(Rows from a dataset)
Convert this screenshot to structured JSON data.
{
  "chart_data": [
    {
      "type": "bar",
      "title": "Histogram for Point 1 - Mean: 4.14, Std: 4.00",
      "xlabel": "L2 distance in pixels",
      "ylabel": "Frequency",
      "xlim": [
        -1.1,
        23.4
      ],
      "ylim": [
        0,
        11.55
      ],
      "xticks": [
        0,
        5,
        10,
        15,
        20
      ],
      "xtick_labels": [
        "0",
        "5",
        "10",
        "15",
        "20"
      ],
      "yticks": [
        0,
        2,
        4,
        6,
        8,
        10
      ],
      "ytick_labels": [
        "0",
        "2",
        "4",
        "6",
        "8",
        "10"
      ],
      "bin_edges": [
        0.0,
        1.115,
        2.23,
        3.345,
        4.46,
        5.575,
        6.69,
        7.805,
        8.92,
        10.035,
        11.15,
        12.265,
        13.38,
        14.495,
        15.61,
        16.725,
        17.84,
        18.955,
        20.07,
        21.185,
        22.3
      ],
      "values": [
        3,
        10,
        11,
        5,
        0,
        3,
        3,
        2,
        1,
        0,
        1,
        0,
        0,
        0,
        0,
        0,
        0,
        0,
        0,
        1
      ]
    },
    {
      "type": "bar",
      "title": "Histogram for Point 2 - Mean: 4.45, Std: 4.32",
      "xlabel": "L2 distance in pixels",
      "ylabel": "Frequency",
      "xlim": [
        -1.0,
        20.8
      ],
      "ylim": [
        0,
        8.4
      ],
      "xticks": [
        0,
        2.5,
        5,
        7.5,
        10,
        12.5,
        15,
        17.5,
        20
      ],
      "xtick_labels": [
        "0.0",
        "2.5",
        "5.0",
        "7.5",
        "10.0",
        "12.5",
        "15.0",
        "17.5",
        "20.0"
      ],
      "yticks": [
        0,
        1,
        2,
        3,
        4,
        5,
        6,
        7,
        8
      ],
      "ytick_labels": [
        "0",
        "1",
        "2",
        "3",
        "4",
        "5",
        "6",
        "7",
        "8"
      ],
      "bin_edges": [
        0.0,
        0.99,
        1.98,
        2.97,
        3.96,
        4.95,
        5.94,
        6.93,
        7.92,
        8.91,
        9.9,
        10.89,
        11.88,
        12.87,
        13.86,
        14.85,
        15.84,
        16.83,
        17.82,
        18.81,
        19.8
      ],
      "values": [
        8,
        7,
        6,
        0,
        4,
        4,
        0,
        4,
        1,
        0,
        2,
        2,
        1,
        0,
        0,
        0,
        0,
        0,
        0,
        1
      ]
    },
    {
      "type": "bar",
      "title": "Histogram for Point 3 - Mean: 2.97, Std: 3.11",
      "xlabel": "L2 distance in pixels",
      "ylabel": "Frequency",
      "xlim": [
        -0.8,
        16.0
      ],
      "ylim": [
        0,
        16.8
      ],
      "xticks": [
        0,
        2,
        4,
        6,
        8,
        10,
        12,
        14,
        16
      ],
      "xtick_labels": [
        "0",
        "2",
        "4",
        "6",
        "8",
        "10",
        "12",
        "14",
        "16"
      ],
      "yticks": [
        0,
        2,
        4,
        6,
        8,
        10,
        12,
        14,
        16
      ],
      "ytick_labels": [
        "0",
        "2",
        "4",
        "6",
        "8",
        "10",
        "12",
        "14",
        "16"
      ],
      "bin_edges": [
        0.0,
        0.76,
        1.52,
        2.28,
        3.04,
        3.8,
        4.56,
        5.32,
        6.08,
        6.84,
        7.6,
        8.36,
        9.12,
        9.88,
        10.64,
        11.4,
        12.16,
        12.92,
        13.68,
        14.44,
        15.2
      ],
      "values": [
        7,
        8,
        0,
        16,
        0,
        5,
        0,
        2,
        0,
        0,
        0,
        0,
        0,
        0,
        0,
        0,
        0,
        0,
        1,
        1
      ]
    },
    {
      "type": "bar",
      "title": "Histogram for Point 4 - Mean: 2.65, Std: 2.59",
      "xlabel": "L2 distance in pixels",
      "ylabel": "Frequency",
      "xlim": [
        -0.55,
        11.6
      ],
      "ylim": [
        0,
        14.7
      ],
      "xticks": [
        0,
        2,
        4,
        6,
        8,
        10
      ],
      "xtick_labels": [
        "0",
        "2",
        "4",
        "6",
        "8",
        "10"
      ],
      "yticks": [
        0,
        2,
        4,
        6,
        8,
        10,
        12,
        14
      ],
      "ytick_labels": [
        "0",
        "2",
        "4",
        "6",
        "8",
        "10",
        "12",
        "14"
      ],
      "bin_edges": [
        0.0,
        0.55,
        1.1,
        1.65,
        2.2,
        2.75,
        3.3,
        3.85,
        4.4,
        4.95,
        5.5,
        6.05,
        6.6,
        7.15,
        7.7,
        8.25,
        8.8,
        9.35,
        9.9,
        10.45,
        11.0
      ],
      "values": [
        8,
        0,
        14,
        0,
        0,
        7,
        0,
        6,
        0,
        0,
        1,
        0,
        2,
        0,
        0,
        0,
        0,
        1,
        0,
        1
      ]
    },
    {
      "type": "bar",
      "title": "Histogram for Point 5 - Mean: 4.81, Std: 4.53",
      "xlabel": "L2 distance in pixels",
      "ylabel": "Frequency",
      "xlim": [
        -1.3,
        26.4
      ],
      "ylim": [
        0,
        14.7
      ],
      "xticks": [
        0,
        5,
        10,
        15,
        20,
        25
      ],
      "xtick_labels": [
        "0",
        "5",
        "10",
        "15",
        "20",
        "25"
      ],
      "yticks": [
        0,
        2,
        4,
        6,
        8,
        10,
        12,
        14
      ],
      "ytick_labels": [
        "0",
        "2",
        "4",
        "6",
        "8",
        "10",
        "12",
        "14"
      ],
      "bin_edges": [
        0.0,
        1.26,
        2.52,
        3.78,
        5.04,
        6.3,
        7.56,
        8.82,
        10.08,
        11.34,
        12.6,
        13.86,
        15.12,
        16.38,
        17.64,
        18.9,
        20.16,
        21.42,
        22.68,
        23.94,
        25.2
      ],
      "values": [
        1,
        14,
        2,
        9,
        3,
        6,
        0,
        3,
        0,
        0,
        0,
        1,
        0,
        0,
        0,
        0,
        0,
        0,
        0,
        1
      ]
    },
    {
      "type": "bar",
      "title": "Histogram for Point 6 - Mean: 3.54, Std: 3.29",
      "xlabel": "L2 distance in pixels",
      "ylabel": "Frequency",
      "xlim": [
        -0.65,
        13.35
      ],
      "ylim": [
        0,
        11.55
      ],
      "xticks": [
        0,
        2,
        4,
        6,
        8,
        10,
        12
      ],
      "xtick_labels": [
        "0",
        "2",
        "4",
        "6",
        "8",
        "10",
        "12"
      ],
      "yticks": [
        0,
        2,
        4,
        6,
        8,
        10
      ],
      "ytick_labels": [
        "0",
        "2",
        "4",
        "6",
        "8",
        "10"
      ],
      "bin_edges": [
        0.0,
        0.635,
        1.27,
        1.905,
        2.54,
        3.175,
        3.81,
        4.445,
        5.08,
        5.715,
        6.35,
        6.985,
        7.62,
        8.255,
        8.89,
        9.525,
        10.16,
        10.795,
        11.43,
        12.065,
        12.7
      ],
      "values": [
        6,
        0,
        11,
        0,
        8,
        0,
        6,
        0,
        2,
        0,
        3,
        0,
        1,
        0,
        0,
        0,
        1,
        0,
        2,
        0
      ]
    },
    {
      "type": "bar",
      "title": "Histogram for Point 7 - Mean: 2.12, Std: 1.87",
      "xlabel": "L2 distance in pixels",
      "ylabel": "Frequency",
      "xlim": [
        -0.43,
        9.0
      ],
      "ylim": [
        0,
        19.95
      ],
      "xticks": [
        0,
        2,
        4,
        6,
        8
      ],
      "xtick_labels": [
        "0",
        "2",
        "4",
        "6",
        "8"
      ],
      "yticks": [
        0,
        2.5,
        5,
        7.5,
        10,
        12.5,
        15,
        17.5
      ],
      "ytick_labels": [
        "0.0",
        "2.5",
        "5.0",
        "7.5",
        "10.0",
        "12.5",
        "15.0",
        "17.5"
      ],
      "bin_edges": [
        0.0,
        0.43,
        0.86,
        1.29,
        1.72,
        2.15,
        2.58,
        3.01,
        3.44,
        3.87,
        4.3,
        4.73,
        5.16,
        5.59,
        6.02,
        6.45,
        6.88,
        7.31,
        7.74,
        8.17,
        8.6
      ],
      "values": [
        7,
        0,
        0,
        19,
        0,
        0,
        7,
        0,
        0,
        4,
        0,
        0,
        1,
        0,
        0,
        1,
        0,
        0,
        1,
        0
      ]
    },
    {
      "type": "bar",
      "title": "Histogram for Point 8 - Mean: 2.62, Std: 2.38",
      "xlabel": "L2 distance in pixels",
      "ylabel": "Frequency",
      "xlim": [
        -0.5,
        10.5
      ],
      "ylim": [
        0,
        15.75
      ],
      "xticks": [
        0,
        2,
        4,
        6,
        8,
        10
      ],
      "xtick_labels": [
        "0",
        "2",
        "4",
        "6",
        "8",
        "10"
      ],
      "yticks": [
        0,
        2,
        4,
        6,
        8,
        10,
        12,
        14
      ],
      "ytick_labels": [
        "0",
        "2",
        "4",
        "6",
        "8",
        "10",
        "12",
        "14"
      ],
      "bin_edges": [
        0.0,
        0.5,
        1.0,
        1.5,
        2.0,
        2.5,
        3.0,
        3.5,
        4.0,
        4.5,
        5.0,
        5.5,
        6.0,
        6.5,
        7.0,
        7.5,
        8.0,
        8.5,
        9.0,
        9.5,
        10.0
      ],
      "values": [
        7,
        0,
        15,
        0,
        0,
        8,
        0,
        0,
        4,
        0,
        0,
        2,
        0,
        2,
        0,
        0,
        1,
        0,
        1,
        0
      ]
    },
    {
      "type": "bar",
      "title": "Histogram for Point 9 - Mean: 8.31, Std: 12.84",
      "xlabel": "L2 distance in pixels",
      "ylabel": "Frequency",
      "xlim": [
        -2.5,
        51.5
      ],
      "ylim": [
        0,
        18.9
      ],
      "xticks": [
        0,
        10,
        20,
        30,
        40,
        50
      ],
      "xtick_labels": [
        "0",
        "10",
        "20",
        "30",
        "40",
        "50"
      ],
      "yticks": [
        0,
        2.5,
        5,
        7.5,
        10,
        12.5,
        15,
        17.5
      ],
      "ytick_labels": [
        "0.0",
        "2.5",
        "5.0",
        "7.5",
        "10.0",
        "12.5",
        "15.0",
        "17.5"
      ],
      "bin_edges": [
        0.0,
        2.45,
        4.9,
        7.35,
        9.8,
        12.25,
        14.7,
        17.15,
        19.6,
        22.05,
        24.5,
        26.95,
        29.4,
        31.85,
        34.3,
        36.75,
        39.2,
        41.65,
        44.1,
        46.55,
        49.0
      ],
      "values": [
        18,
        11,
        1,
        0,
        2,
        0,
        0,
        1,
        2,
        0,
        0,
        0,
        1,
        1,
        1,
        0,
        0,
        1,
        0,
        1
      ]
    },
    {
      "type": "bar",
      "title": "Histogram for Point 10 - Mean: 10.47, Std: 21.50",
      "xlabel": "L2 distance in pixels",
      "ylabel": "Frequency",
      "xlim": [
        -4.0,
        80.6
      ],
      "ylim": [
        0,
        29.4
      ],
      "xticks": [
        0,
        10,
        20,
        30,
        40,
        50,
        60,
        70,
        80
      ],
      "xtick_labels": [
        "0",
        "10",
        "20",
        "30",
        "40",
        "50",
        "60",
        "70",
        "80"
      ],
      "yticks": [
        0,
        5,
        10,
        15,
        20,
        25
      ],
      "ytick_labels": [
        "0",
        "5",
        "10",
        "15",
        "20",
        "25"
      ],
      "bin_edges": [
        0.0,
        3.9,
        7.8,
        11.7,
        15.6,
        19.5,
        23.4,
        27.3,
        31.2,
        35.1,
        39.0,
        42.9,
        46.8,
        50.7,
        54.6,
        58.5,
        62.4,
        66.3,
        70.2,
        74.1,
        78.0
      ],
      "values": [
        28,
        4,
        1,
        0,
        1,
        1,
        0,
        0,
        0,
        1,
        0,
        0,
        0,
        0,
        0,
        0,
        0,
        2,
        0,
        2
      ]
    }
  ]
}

• Job:
Check the records above line by line and tally those holding the string "title". Answer with the number only.

• Solution to this task:
10